→ Task prompt: Print the records below word for word, but leave out the pictures.

→ Information given:

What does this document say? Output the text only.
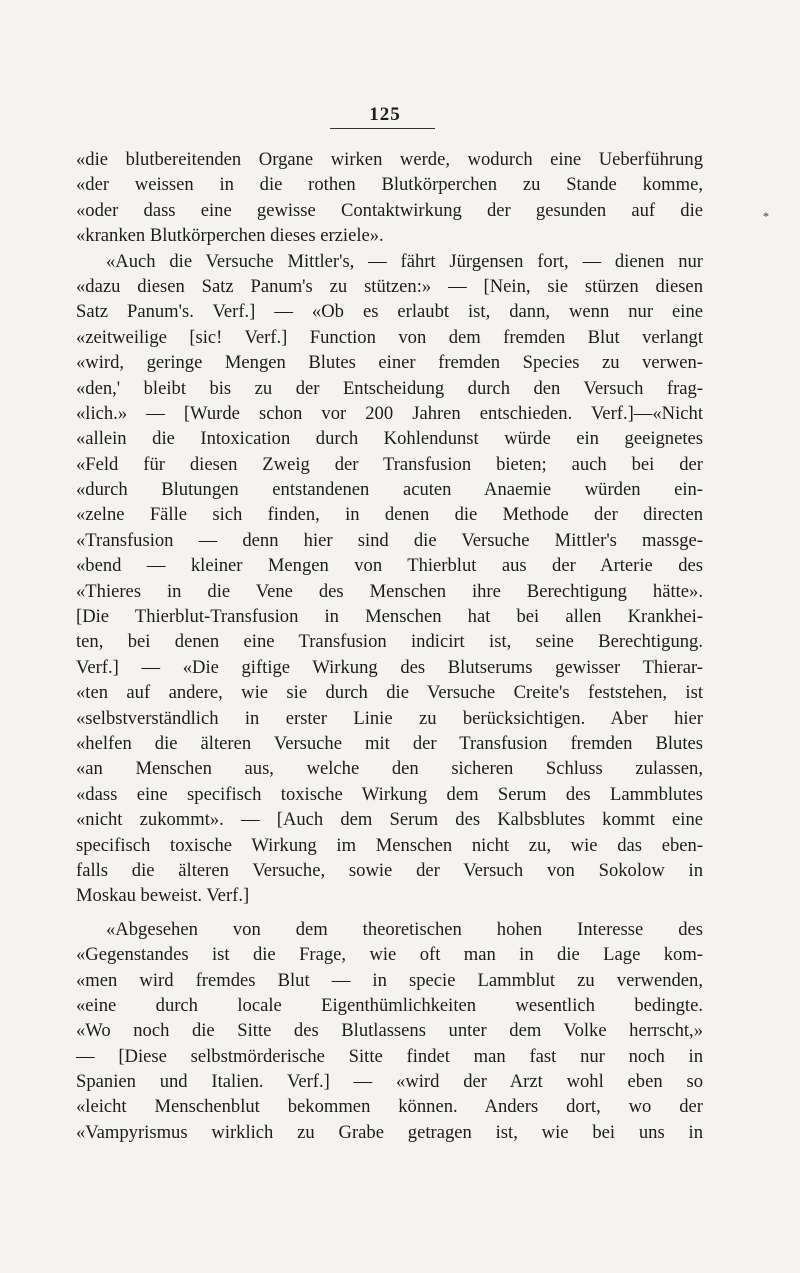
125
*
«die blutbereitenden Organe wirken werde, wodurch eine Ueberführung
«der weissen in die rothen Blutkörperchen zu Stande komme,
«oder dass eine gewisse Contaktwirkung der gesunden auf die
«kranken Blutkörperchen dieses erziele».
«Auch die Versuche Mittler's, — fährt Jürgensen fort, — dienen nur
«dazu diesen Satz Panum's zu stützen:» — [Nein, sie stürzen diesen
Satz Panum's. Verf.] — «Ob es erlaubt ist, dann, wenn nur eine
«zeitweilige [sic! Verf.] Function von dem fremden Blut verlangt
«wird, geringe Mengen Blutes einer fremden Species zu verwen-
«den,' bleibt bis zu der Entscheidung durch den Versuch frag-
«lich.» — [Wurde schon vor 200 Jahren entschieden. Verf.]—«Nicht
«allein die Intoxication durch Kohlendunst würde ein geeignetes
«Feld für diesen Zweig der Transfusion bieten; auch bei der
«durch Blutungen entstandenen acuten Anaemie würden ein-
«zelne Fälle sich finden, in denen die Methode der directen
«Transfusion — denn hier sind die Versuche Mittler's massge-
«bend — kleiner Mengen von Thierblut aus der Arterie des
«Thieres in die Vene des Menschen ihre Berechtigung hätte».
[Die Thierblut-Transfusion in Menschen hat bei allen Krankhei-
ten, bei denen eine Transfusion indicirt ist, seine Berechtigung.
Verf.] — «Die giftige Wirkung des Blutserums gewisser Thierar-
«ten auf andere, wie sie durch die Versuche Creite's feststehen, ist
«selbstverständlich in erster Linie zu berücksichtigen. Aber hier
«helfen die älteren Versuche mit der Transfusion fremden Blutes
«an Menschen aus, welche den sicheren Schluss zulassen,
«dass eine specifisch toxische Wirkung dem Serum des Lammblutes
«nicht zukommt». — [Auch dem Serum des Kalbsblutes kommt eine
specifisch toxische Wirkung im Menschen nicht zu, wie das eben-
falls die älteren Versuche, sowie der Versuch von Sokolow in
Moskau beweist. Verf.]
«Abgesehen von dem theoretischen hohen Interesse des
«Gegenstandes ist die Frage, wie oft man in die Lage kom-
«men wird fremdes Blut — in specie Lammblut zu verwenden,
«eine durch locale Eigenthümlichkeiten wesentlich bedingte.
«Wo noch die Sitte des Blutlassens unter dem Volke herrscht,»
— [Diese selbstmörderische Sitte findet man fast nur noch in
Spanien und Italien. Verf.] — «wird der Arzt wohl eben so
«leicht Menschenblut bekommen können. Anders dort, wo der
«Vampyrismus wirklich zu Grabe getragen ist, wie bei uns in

→ Reply to the task:
What does this document say? Output the text only.
125
*
«die blutbereitenden Organe wirken werde, wodurch eine Ueberführung
«der weissen in die rothen Blutkörperchen zu Stande komme,
«oder dass eine gewisse Contaktwirkung der gesunden auf die
«kranken Blutkörperchen dieses erziele».
«Auch die Versuche Mittler's, — fährt Jürgensen fort, — dienen nur
«dazu diesen Satz Panum's zu stützen:» — [Nein, sie stürzen diesen
Satz Panum's. Verf.] — «Ob es erlaubt ist, dann, wenn nur eine
«zeitweilige [sic! Verf.] Function von dem fremden Blut verlangt
«wird, geringe Mengen Blutes einer fremden Species zu verwen-
«den,' bleibt bis zu der Entscheidung durch den Versuch frag-
«lich.» — [Wurde schon vor 200 Jahren entschieden. Verf.]—«Nicht
«allein die Intoxication durch Kohlendunst würde ein geeignetes
«Feld für diesen Zweig der Transfusion bieten; auch bei der
«durch Blutungen entstandenen acuten Anaemie würden ein-
«zelne Fälle sich finden, in denen die Methode der directen
«Transfusion — denn hier sind die Versuche Mittler's massge-
«bend — kleiner Mengen von Thierblut aus der Arterie des
«Thieres in die Vene des Menschen ihre Berechtigung hätte».
[Die Thierblut-Transfusion in Menschen hat bei allen Krankhei-
ten, bei denen eine Transfusion indicirt ist, seine Berechtigung.
Verf.] — «Die giftige Wirkung des Blutserums gewisser Thierar-
«ten auf andere, wie sie durch die Versuche Creite's feststehen, ist
«selbstverständlich in erster Linie zu berücksichtigen. Aber hier
«helfen die älteren Versuche mit der Transfusion fremden Blutes
«an Menschen aus, welche den sicheren Schluss zulassen,
«dass eine specifisch toxische Wirkung dem Serum des Lammblutes
«nicht zukommt». — [Auch dem Serum des Kalbsblutes kommt eine
specifisch toxische Wirkung im Menschen nicht zu, wie das eben-
falls die älteren Versuche, sowie der Versuch von Sokolow in
Moskau beweist. Verf.]
«Abgesehen von dem theoretischen hohen Interesse des
«Gegenstandes ist die Frage, wie oft man in die Lage kom-
«men wird fremdes Blut — in specie Lammblut zu verwenden,
«eine durch locale Eigenthümlichkeiten wesentlich bedingte.
«Wo noch die Sitte des Blutlassens unter dem Volke herrscht,»
— [Diese selbstmörderische Sitte findet man fast nur noch in
Spanien und Italien. Verf.] — «wird der Arzt wohl eben so
«leicht Menschenblut bekommen können. Anders dort, wo der
«Vampyrismus wirklich zu Grabe getragen ist, wie bei uns in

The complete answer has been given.